— begin Given information —
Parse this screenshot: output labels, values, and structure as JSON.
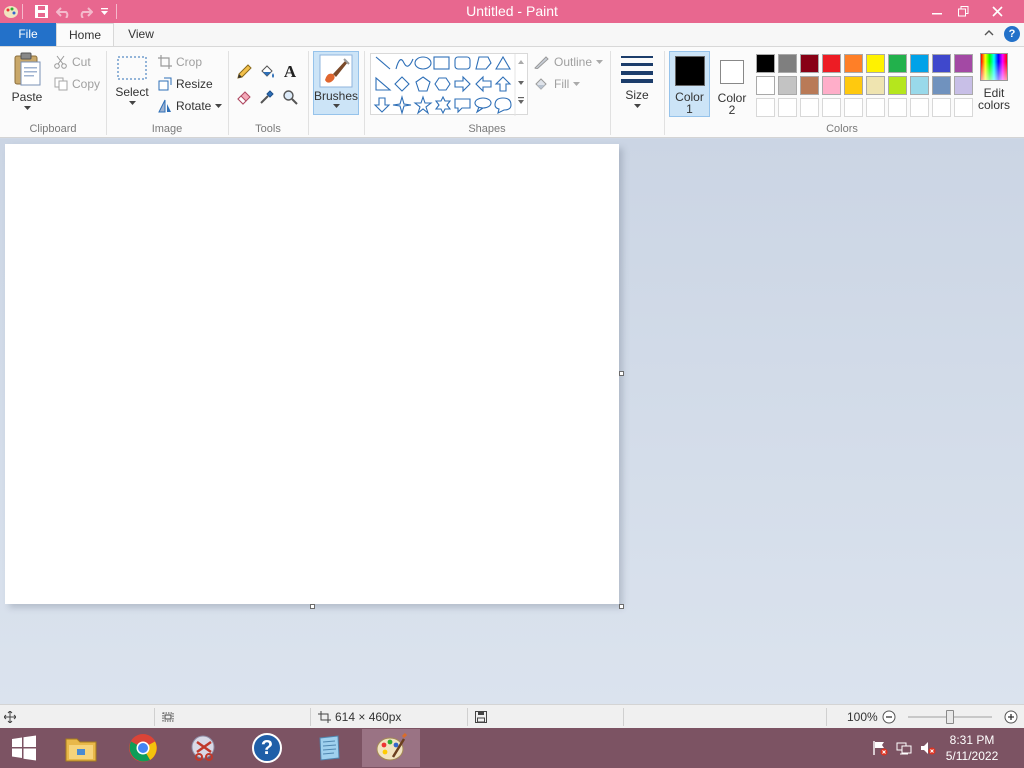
{
  "window": {
    "title": "Untitled - Paint",
    "minimize": "—",
    "restore": "❐",
    "close": "✕"
  },
  "tabs": {
    "file": "File",
    "home": "Home",
    "view": "View"
  },
  "clipboard": {
    "label": "Clipboard",
    "paste": "Paste",
    "cut": "Cut",
    "copy": "Copy"
  },
  "image": {
    "label": "Image",
    "select": "Select",
    "crop": "Crop",
    "resize": "Resize",
    "rotate": "Rotate"
  },
  "tools": {
    "label": "Tools"
  },
  "brushes": {
    "label": "Brushes"
  },
  "shapes": {
    "label": "Shapes",
    "outline": "Outline",
    "fill": "Fill"
  },
  "size": {
    "label": "Size"
  },
  "colors": {
    "label": "Colors",
    "color1_line1": "Color",
    "color1_line2": "1",
    "color2_line1": "Color",
    "color2_line2": "2",
    "edit_line1": "Edit",
    "edit_line2": "colors",
    "color1": "#000000",
    "color2": "#ffffff",
    "palette_row1": [
      "#000000",
      "#7f7f7f",
      "#880015",
      "#ed1c24",
      "#ff7f27",
      "#fff200",
      "#22b14c",
      "#00a2e8",
      "#3f48cc",
      "#a349a4"
    ],
    "palette_row2": [
      "#ffffff",
      "#c3c3c3",
      "#b97a57",
      "#ffaec9",
      "#ffc90e",
      "#efe4b0",
      "#b5e61d",
      "#99d9ea",
      "#7092be",
      "#c8bfe7"
    ]
  },
  "status": {
    "canvas_size": "614 × 460px",
    "zoom": "100%",
    "zoom_level_percent": 100
  },
  "taskbar": {
    "time": "8:31 PM",
    "date": "5/11/2022"
  }
}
— end Given information —
▸ **Task objective**: Write the listing out a second time exactly, dropping all images.

▸ **Response for this exercise**:
Parse this screenshot: output labels, values, and structure as JSON.
{
  "window": {
    "title": "Untitled - Paint",
    "minimize": "—",
    "restore": "❐",
    "close": "✕"
  },
  "tabs": {
    "file": "File",
    "home": "Home",
    "view": "View"
  },
  "clipboard": {
    "label": "Clipboard",
    "paste": "Paste",
    "cut": "Cut",
    "copy": "Copy"
  },
  "image": {
    "label": "Image",
    "select": "Select",
    "crop": "Crop",
    "resize": "Resize",
    "rotate": "Rotate"
  },
  "tools": {
    "label": "Tools"
  },
  "brushes": {
    "label": "Brushes"
  },
  "shapes": {
    "label": "Shapes",
    "outline": "Outline",
    "fill": "Fill"
  },
  "size": {
    "label": "Size"
  },
  "colors": {
    "label": "Colors",
    "color1_line1": "Color",
    "color1_line2": "1",
    "color2_line1": "Color",
    "color2_line2": "2",
    "edit_line1": "Edit",
    "edit_line2": "colors",
    "color1": "#000000",
    "color2": "#ffffff",
    "palette_row1": [
      "#000000",
      "#7f7f7f",
      "#880015",
      "#ed1c24",
      "#ff7f27",
      "#fff200",
      "#22b14c",
      "#00a2e8",
      "#3f48cc",
      "#a349a4"
    ],
    "palette_row2": [
      "#ffffff",
      "#c3c3c3",
      "#b97a57",
      "#ffaec9",
      "#ffc90e",
      "#efe4b0",
      "#b5e61d",
      "#99d9ea",
      "#7092be",
      "#c8bfe7"
    ]
  },
  "status": {
    "canvas_size": "614 × 460px",
    "zoom": "100%",
    "zoom_level_percent": 100
  },
  "taskbar": {
    "time": "8:31 PM",
    "date": "5/11/2022"
  }
}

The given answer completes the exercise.